**SET TASK:** Could you copy out the material line for line, beginning at its first line and stopping after the line that contains "outlier-point — [97, 341, 105, 353]"?

____ DATA SUPPLIED

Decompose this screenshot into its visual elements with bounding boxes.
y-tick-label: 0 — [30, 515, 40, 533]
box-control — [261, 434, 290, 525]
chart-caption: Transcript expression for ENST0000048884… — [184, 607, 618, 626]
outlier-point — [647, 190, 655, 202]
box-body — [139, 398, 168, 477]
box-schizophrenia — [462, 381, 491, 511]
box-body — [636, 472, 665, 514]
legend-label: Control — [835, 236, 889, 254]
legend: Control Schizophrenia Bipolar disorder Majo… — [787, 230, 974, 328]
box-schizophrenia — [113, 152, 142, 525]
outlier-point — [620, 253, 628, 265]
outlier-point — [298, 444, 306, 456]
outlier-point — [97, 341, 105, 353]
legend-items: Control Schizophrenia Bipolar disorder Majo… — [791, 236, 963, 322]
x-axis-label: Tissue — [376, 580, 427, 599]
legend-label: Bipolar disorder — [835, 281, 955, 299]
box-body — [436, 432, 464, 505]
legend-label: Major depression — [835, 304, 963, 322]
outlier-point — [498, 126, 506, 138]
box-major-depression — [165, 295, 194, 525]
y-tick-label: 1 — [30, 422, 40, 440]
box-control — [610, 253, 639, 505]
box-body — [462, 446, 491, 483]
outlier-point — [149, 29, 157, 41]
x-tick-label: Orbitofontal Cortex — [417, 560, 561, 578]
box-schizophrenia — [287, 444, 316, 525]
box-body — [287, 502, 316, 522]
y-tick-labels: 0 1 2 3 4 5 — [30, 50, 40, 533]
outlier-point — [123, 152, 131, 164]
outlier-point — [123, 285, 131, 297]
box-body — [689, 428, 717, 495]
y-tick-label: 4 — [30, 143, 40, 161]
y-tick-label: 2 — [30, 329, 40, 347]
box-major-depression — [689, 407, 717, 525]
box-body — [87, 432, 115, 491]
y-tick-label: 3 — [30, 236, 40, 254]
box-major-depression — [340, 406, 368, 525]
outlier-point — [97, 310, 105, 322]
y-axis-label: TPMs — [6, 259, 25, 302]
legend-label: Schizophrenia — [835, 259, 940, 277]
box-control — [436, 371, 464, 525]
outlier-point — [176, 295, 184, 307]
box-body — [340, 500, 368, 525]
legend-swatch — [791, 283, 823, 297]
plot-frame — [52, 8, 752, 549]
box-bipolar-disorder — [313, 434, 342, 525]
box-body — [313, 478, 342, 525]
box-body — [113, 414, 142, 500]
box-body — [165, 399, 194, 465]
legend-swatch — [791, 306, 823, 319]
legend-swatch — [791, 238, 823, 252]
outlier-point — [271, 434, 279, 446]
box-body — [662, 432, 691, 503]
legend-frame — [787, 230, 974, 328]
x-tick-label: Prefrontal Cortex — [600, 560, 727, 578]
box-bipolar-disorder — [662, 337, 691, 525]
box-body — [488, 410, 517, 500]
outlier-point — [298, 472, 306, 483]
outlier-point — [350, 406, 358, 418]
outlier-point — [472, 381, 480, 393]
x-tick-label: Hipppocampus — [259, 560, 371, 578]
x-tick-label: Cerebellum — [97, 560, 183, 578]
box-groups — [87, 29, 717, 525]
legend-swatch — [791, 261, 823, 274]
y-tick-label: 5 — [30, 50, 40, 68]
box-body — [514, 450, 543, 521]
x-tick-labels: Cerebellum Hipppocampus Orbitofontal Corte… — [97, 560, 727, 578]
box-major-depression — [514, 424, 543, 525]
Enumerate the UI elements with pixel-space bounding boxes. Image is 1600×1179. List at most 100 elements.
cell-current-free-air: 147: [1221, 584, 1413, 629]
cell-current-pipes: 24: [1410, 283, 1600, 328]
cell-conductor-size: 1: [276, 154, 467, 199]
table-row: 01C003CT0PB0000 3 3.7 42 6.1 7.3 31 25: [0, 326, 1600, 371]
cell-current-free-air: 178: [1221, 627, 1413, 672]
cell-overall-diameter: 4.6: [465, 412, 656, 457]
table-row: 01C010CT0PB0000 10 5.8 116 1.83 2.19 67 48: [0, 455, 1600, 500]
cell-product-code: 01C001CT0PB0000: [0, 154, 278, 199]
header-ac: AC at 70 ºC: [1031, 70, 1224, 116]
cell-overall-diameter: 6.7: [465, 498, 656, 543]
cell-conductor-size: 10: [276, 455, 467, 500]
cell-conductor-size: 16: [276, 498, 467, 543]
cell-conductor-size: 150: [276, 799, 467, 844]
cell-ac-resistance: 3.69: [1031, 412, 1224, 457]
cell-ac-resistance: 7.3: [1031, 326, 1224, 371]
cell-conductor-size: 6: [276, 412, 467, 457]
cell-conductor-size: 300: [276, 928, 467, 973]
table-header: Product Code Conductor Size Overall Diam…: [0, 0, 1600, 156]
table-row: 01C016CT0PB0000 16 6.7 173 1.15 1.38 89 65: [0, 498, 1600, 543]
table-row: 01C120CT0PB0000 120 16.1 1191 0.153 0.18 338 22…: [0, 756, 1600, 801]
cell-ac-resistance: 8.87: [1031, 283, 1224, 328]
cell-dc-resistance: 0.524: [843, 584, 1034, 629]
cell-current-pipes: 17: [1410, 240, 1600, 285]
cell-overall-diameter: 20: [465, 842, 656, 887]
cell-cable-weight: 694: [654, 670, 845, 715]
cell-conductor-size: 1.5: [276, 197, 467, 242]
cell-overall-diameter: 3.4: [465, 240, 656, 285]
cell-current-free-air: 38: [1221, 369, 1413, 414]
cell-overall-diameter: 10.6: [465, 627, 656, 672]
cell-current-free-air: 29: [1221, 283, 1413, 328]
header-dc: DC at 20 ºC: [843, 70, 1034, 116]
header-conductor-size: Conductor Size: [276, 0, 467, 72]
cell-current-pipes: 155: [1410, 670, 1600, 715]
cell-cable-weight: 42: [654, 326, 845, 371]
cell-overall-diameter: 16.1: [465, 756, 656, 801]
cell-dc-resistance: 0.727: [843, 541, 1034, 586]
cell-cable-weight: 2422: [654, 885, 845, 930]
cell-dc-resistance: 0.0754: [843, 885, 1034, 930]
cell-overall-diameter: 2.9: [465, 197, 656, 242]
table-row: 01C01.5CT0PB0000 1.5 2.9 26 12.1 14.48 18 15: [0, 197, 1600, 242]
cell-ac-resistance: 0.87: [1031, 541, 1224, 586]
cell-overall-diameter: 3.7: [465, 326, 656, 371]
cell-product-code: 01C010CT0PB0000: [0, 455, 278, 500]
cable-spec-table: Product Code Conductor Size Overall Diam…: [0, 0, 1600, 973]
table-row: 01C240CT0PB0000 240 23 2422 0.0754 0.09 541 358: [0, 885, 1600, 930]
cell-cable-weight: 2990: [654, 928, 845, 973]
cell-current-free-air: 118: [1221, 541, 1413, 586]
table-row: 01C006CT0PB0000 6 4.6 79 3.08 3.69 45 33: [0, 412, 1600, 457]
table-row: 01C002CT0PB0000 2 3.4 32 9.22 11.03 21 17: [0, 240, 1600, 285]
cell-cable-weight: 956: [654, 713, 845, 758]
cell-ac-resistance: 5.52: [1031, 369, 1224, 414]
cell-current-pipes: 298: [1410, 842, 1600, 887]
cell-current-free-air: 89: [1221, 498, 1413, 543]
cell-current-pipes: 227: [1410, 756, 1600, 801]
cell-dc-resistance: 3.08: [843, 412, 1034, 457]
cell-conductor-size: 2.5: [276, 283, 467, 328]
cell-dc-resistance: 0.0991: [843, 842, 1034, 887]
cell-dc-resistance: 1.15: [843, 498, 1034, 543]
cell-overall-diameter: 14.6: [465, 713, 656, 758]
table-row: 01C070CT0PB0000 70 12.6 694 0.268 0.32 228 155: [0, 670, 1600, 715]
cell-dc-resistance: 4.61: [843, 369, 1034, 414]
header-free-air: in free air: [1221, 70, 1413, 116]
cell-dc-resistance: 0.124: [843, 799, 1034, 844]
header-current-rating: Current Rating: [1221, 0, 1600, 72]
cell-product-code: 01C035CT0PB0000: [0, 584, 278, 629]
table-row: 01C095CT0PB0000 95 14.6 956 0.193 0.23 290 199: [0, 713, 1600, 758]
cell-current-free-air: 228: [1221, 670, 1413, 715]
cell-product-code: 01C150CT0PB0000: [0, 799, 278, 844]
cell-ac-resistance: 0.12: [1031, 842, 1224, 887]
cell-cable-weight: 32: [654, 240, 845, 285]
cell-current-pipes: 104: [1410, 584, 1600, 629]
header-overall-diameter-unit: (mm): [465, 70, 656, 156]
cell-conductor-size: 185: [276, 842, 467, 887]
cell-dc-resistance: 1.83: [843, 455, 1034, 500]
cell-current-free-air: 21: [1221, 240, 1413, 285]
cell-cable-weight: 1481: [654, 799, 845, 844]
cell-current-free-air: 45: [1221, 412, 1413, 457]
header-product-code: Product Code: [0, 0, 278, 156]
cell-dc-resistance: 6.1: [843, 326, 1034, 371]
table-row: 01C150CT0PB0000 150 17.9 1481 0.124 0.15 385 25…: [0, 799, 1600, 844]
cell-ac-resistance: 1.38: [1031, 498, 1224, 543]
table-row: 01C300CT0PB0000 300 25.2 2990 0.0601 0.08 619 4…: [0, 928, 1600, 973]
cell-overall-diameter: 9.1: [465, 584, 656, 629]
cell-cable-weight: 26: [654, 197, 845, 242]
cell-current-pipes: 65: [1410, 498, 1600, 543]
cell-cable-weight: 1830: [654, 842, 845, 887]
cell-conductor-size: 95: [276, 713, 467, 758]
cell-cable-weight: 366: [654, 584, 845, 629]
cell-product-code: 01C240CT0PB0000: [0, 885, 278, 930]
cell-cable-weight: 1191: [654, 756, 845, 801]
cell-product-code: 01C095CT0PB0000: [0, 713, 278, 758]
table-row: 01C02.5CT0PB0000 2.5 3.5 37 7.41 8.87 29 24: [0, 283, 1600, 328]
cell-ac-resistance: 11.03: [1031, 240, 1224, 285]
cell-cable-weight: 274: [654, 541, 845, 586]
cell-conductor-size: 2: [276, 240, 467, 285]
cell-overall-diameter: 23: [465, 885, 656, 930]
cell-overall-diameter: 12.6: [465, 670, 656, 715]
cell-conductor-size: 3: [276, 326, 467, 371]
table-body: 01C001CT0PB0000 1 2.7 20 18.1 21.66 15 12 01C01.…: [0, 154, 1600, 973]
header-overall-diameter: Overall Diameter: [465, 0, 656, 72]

________

**FINISHED TASK:**
Decompose this screenshot into its visual elements with bounding boxes.
y-tick-label: 0 — [30, 515, 40, 533]
box-control — [261, 434, 290, 525]
chart-caption: Transcript expression for ENST0000048884… — [184, 607, 618, 626]
outlier-point — [647, 190, 655, 202]
box-body — [139, 398, 168, 477]
box-schizophrenia — [462, 381, 491, 511]
box-body — [636, 472, 665, 514]
legend-label: Control — [835, 236, 889, 254]
legend: Control Schizophrenia Bipolar disorder Majo… — [787, 230, 974, 328]
box-schizophrenia — [113, 152, 142, 525]
outlier-point — [620, 253, 628, 265]
outlier-point — [298, 444, 306, 456]
outlier-point — [97, 341, 105, 353]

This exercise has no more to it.